- _What is required_
Write out the entries again exactly as they are given.
-- START Source material --
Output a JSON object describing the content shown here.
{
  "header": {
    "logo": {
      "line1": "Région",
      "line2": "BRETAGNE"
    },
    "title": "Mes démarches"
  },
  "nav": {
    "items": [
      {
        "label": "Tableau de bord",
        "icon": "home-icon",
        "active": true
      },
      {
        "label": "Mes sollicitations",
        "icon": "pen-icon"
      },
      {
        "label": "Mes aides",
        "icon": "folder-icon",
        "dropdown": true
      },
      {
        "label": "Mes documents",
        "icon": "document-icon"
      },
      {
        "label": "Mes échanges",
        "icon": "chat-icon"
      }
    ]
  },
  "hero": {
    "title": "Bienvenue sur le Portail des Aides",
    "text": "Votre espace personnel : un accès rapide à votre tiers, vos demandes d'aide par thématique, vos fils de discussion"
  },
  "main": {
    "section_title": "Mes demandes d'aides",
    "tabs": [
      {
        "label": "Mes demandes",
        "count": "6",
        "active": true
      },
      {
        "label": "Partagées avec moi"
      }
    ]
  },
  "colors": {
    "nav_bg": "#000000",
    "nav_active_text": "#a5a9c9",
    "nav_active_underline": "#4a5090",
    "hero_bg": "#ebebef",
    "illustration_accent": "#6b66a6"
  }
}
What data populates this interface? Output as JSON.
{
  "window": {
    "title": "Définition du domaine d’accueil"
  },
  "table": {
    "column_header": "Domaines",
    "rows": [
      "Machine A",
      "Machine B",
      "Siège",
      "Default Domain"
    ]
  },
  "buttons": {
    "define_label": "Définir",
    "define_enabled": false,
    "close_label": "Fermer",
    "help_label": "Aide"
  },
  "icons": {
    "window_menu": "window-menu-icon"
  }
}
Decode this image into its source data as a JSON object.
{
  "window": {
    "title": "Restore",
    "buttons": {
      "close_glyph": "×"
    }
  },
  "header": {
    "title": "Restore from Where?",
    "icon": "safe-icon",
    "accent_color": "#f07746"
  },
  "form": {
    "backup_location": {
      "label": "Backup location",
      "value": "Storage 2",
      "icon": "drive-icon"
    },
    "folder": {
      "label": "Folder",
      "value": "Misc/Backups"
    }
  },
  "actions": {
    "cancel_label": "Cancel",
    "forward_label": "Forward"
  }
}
-- END Source material --
- _Exercise output_
Output a JSON object describing the content shown here.
{
  "header": {
    "logo": {
      "line1": "Région",
      "line2": "BRETAGNE"
    },
    "title": "Mes démarches"
  },
  "nav": {
    "items": [
      {
        "label": "Tableau de bord",
        "icon": "home-icon",
        "active": true
      },
      {
        "label": "Mes sollicitations",
        "icon": "pen-icon"
      },
      {
        "label": "Mes aides",
        "icon": "folder-icon",
        "dropdown": true
      },
      {
        "label": "Mes documents",
        "icon": "document-icon"
      },
      {
        "label": "Mes échanges",
        "icon": "chat-icon"
      }
    ]
  },
  "hero": {
    "title": "Bienvenue sur le Portail des Aides",
    "text": "Votre espace personnel : un accès rapide à votre tiers, vos demandes d'aide par thématique, vos fils de discussion"
  },
  "main": {
    "section_title": "Mes demandes d'aides",
    "tabs": [
      {
        "label": "Mes demandes",
        "count": "6",
        "active": true
      },
      {
        "label": "Partagées avec moi"
      }
    ]
  },
  "colors": {
    "nav_bg": "#000000",
    "nav_active_text": "#a5a9c9",
    "nav_active_underline": "#4a5090",
    "hero_bg": "#ebebef",
    "illustration_accent": "#6b66a6"
  }
}
What data populates this interface? Output as JSON.
{
  "window": {
    "title": "Définition du domaine d’accueil"
  },
  "table": {
    "column_header": "Domaines",
    "rows": [
      "Machine A",
      "Machine B",
      "Siège",
      "Default Domain"
    ]
  },
  "buttons": {
    "define_label": "Définir",
    "define_enabled": false,
    "close_label": "Fermer",
    "help_label": "Aide"
  },
  "icons": {
    "window_menu": "window-menu-icon"
  }
}
Decode this image into its source data as a JSON object.
{
  "window": {
    "title": "Restore",
    "buttons": {
      "close_glyph": "×"
    }
  },
  "header": {
    "title": "Restore from Where?",
    "icon": "safe-icon",
    "accent_color": "#f07746"
  },
  "form": {
    "backup_location": {
      "label": "Backup location",
      "value": "Storage 2",
      "icon": "drive-icon"
    },
    "folder": {
      "label": "Folder",
      "value": "Misc/Backups"
    }
  },
  "actions": {
    "cancel_label": "Cancel",
    "forward_label": "Forward"
  }
}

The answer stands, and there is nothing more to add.